GIVEN DATA.
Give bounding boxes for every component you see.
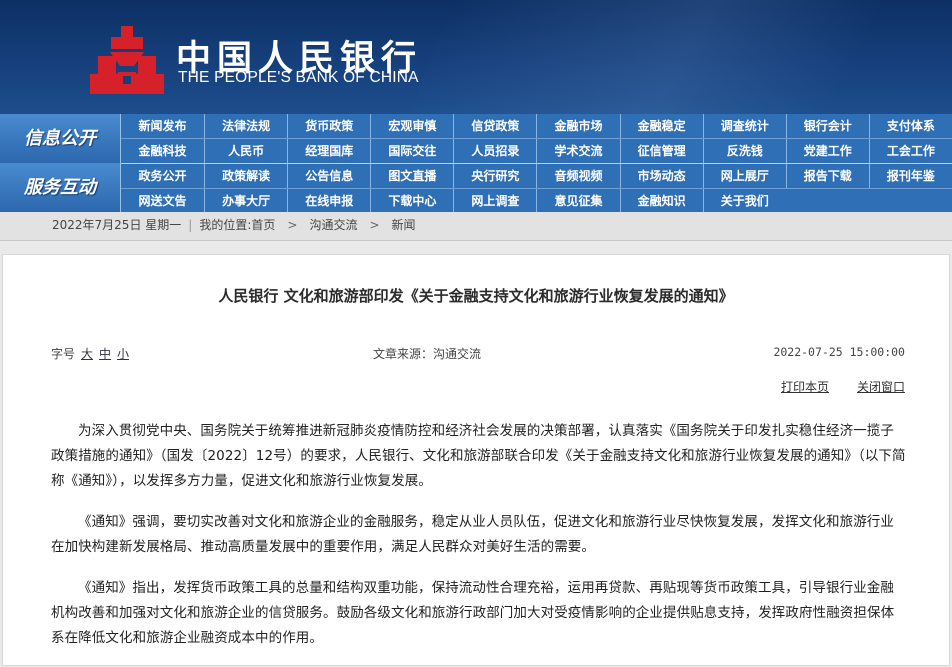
nav-item[interactable]: 报告下载 <box>785 164 869 188</box>
nav-row-1: 新闻发布 法律法规 货币政策 宏观审慎 信贷政策 金融市场 金融稳定 调查统计 … <box>121 114 952 138</box>
article-source: 文章来源：沟通交流 <box>373 347 482 361</box>
nav-item[interactable]: 支付体系 <box>868 114 952 138</box>
nav-item[interactable]: 征信管理 <box>619 139 703 163</box>
nav-item[interactable]: 关于我们 <box>702 189 786 213</box>
nav-item[interactable]: 金融稳定 <box>619 114 703 138</box>
nav-item[interactable]: 学术交流 <box>536 139 619 163</box>
location-label: 我的位置: <box>199 218 252 232</box>
logo-english-name[interactable]: THE PEOPLE'S BANK OF CHINA <box>178 69 419 87</box>
nav-section-label: 信息公开 <box>24 128 96 149</box>
nav-item[interactable]: 音频视频 <box>536 164 619 188</box>
nav-item[interactable]: 法律法规 <box>204 114 287 138</box>
pboc-emblem-icon[interactable] <box>90 26 164 98</box>
nav-item[interactable]: 金融市场 <box>536 114 619 138</box>
current-date: 2022年7月25日 星期一 <box>52 218 182 232</box>
nav-item[interactable]: 经理国库 <box>287 139 370 163</box>
nav-section-service-interaction: 服务互动 <box>0 163 121 212</box>
nav-item[interactable]: 宏观审慎 <box>370 114 453 138</box>
nav-item[interactable]: 人民币 <box>204 139 287 163</box>
font-size-label: 字号 <box>51 347 76 361</box>
nav-item[interactable]: 报刊年鉴 <box>868 164 952 188</box>
nav-section-label: 服务互动 <box>24 177 96 198</box>
chevron-right-icon: > <box>287 218 298 232</box>
font-size-small-link[interactable]: 小 <box>117 347 129 361</box>
article-actions: 打印本页 关闭窗口 <box>753 378 905 395</box>
font-size-medium-link[interactable]: 中 <box>99 347 111 361</box>
nav-item[interactable]: 图文直播 <box>370 164 453 188</box>
nav-item[interactable]: 办事大厅 <box>204 189 287 213</box>
nav-item[interactable]: 公告信息 <box>287 164 370 188</box>
nav-item[interactable]: 网上展厅 <box>702 164 786 188</box>
nav-item[interactable]: 政务公开 <box>121 164 204 188</box>
breadcrumb-separator: | <box>188 218 193 232</box>
nav-item[interactable]: 金融科技 <box>121 139 204 163</box>
nav-section-info-disclosure: 信息公开 <box>0 114 121 163</box>
article-datetime: 2022-07-25 15:00:00 <box>773 345 905 359</box>
nav-item[interactable]: 金融知识 <box>619 189 703 213</box>
header-decoration <box>400 0 952 114</box>
nav-item[interactable]: 央行研究 <box>453 164 536 188</box>
nav-item[interactable]: 新闻发布 <box>121 114 204 138</box>
nav-item[interactable]: 政策解读 <box>204 164 287 188</box>
nav-item[interactable]: 网上调查 <box>453 189 536 213</box>
article-body: 为深入贯彻党中央、国务院关于统筹推进新冠肺炎疫情防控和经济社会发展的决策部署，认… <box>51 419 907 667</box>
site-header: 中国人民银行 THE PEOPLE'S BANK OF CHINA <box>0 0 952 114</box>
article-paragraph: 《通知》强调，要切实改善对文化和旅游企业的金融服务，稳定从业人员队伍，促进文化和… <box>51 514 894 555</box>
nav-item[interactable]: 反洗钱 <box>702 139 786 163</box>
article-paragraph: 为深入贯彻党中央、国务院关于统筹推进新冠肺炎疫情防控和经济社会发展的决策部署，认… <box>51 423 906 489</box>
font-size-large-link[interactable]: 大 <box>81 347 93 361</box>
nav-row-3: 政务公开 政策解读 公告信息 图文直播 央行研究 音频视频 市场动态 网上展厅 … <box>121 164 952 188</box>
print-page-link[interactable]: 打印本页 <box>781 380 829 394</box>
nav-item[interactable]: 下载中心 <box>370 189 453 213</box>
nav-item[interactable]: 网送文告 <box>121 189 204 213</box>
nav-item[interactable]: 在线申报 <box>287 189 370 213</box>
nav-item[interactable]: 市场动态 <box>619 164 703 188</box>
main-navigation: 信息公开 服务互动 新闻发布 法律法规 货币政策 宏观审慎 信贷政策 金融市场 … <box>0 114 952 213</box>
nav-item[interactable]: 工会工作 <box>868 139 952 163</box>
breadcrumb-home-link[interactable]: 首页 <box>251 218 275 232</box>
article-title: 人民银行 文化和旅游部印发《关于金融支持文化和旅游行业恢复发展的通知》 <box>218 287 734 305</box>
nav-item[interactable]: 信贷政策 <box>453 114 536 138</box>
nav-item[interactable]: 货币政策 <box>287 114 370 138</box>
article-panel: 人民银行 文化和旅游部印发《关于金融支持文化和旅游行业恢复发展的通知》 字号大中… <box>2 254 950 666</box>
nav-row-2: 金融科技 人民币 经理国库 国际交往 人员招录 学术交流 征信管理 反洗钱 党建… <box>121 139 952 163</box>
nav-item[interactable]: 银行会计 <box>785 114 869 138</box>
nav-item[interactable]: 调查统计 <box>702 114 786 138</box>
nav-item[interactable]: 党建工作 <box>785 139 869 163</box>
font-size-selector: 字号大中小 <box>51 345 129 362</box>
nav-item[interactable]: 人员招录 <box>453 139 536 163</box>
breadcrumb-content: 2022年7月25日 星期一 | 我的位置:首页 > 沟通交流 > 新闻 <box>52 212 416 239</box>
close-window-link[interactable]: 关闭窗口 <box>857 380 905 394</box>
nav-item[interactable]: 意见征集 <box>536 189 619 213</box>
nav-item[interactable]: 国际交往 <box>370 139 453 163</box>
nav-row-4: 网送文告 办事大厅 在线申报 下载中心 网上调查 意见征集 金融知识 关于我们 <box>121 189 952 213</box>
breadcrumb-level2-link[interactable]: 新闻 <box>392 218 416 232</box>
article-paragraph: 《通知》指出，发挥货币政策工具的总量和结构双重功能，保持流动性合理充裕，运用再贷… <box>51 580 895 646</box>
breadcrumb: 2022年7月25日 星期一 | 我的位置:首页 > 沟通交流 > 新闻 <box>0 212 952 241</box>
chevron-right-icon: > <box>369 218 380 232</box>
breadcrumb-level1-link[interactable]: 沟通交流 <box>309 218 357 232</box>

TASK PROMPT.
Change every "nav-item" in the data above to "menu-item", keep everything else the same, and leave the pictures out.

ANSWER TO THIS PROBLEM.
Give bounding boxes for every component you see.
menu-item[interactable]: 报告下载 <box>785 164 869 188</box>
nav-row-1: 新闻发布 法律法规 货币政策 宏观审慎 信贷政策 金融市场 金融稳定 调查统计 … <box>121 114 952 138</box>
article-source: 文章来源：沟通交流 <box>373 347 482 361</box>
menu-item[interactable]: 支付体系 <box>868 114 952 138</box>
menu-item[interactable]: 征信管理 <box>619 139 703 163</box>
menu-item[interactable]: 关于我们 <box>702 189 786 213</box>
menu-item[interactable]: 金融稳定 <box>619 114 703 138</box>
menu-item[interactable]: 学术交流 <box>536 139 619 163</box>
location-label: 我的位置: <box>199 218 252 232</box>
logo-english-name[interactable]: THE PEOPLE'S BANK OF CHINA <box>178 69 419 87</box>
nav-section-label: 信息公开 <box>24 128 96 149</box>
menu-item[interactable]: 音频视频 <box>536 164 619 188</box>
menu-item[interactable]: 法律法规 <box>204 114 287 138</box>
pboc-emblem-icon[interactable] <box>90 26 164 98</box>
menu-item[interactable]: 金融市场 <box>536 114 619 138</box>
current-date: 2022年7月25日 星期一 <box>52 218 182 232</box>
menu-item[interactable]: 经理国库 <box>287 139 370 163</box>
nav-section-service-interaction: 服务互动 <box>0 163 121 212</box>
menu-item[interactable]: 宏观审慎 <box>370 114 453 138</box>
menu-item[interactable]: 人民币 <box>204 139 287 163</box>
font-size-label: 字号 <box>51 347 76 361</box>
menu-item[interactable]: 报刊年鉴 <box>868 164 952 188</box>
nav-section-label: 服务互动 <box>24 177 96 198</box>
chevron-right-icon: > <box>287 218 298 232</box>
font-size-small-link[interactable]: 小 <box>117 347 129 361</box>
article-actions: 打印本页 关闭窗口 <box>753 378 905 395</box>
font-size-medium-link[interactable]: 中 <box>99 347 111 361</box>
menu-item[interactable]: 图文直播 <box>370 164 453 188</box>
menu-item[interactable]: 办事大厅 <box>204 189 287 213</box>
menu-item[interactable]: 公告信息 <box>287 164 370 188</box>
menu-item[interactable]: 网上展厅 <box>702 164 786 188</box>
menu-item[interactable]: 政务公开 <box>121 164 204 188</box>
breadcrumb-separator: | <box>188 218 193 232</box>
menu-item[interactable]: 金融科技 <box>121 139 204 163</box>
nav-section-info-disclosure: 信息公开 <box>0 114 121 163</box>
article-datetime: 2022-07-25 15:00:00 <box>773 345 905 359</box>
menu-item[interactable]: 金融知识 <box>619 189 703 213</box>
header-decoration <box>400 0 952 114</box>
menu-item[interactable]: 央行研究 <box>453 164 536 188</box>
menu-item[interactable]: 新闻发布 <box>121 114 204 138</box>
menu-item[interactable]: 政策解读 <box>204 164 287 188</box>
menu-item[interactable]: 网上调查 <box>453 189 536 213</box>
article-body: 为深入贯彻党中央、国务院关于统筹推进新冠肺炎疫情防控和经济社会发展的决策部署，认… <box>51 419 907 667</box>
site-header: 中国人民银行 THE PEOPLE'S BANK OF CHINA <box>0 0 952 114</box>
article-paragraph: 《通知》强调，要切实改善对文化和旅游企业的金融服务，稳定从业人员队伍，促进文化和… <box>51 514 894 555</box>
menu-item[interactable]: 反洗钱 <box>702 139 786 163</box>
article-paragraph: 为深入贯彻党中央、国务院关于统筹推进新冠肺炎疫情防控和经济社会发展的决策部署，认… <box>51 423 906 489</box>
font-size-large-link[interactable]: 大 <box>81 347 93 361</box>
nav-row-3: 政务公开 政策解读 公告信息 图文直播 央行研究 音频视频 市场动态 网上展厅 … <box>121 164 952 188</box>
print-page-link[interactable]: 打印本页 <box>781 380 829 394</box>
menu-item[interactable]: 下载中心 <box>370 189 453 213</box>
menu-item[interactable]: 网送文告 <box>121 189 204 213</box>
menu-item[interactable]: 在线申报 <box>287 189 370 213</box>
menu-item[interactable]: 市场动态 <box>619 164 703 188</box>
main-navigation: 信息公开 服务互动 新闻发布 法律法规 货币政策 宏观审慎 信贷政策 金融市场 … <box>0 114 952 213</box>
menu-item[interactable]: 工会工作 <box>868 139 952 163</box>
breadcrumb-home-link[interactable]: 首页 <box>251 218 275 232</box>
article-title: 人民银行 文化和旅游部印发《关于金融支持文化和旅游行业恢复发展的通知》 <box>218 287 734 305</box>
menu-item[interactable]: 信贷政策 <box>453 114 536 138</box>
menu-item[interactable]: 货币政策 <box>287 114 370 138</box>
article-panel: 人民银行 文化和旅游部印发《关于金融支持文化和旅游行业恢复发展的通知》 字号大中… <box>2 254 950 666</box>
nav-row-2: 金融科技 人民币 经理国库 国际交往 人员招录 学术交流 征信管理 反洗钱 党建… <box>121 139 952 163</box>
menu-item[interactable]: 银行会计 <box>785 114 869 138</box>
menu-item[interactable]: 调查统计 <box>702 114 786 138</box>
menu-item[interactable]: 党建工作 <box>785 139 869 163</box>
font-size-selector: 字号大中小 <box>51 345 129 362</box>
menu-item[interactable]: 人员招录 <box>453 139 536 163</box>
breadcrumb-content: 2022年7月25日 星期一 | 我的位置:首页 > 沟通交流 > 新闻 <box>52 212 416 239</box>
close-window-link[interactable]: 关闭窗口 <box>857 380 905 394</box>
menu-item[interactable]: 意见征集 <box>536 189 619 213</box>
menu-item[interactable]: 国际交往 <box>370 139 453 163</box>
nav-row-4: 网送文告 办事大厅 在线申报 下载中心 网上调查 意见征集 金融知识 关于我们 <box>121 189 952 213</box>
breadcrumb-level2-link[interactable]: 新闻 <box>392 218 416 232</box>
article-paragraph: 《通知》指出，发挥货币政策工具的总量和结构双重功能，保持流动性合理充裕，运用再贷… <box>51 580 895 646</box>
breadcrumb: 2022年7月25日 星期一 | 我的位置:首页 > 沟通交流 > 新闻 <box>0 212 952 241</box>
chevron-right-icon: > <box>369 218 380 232</box>
breadcrumb-level1-link[interactable]: 沟通交流 <box>309 218 357 232</box>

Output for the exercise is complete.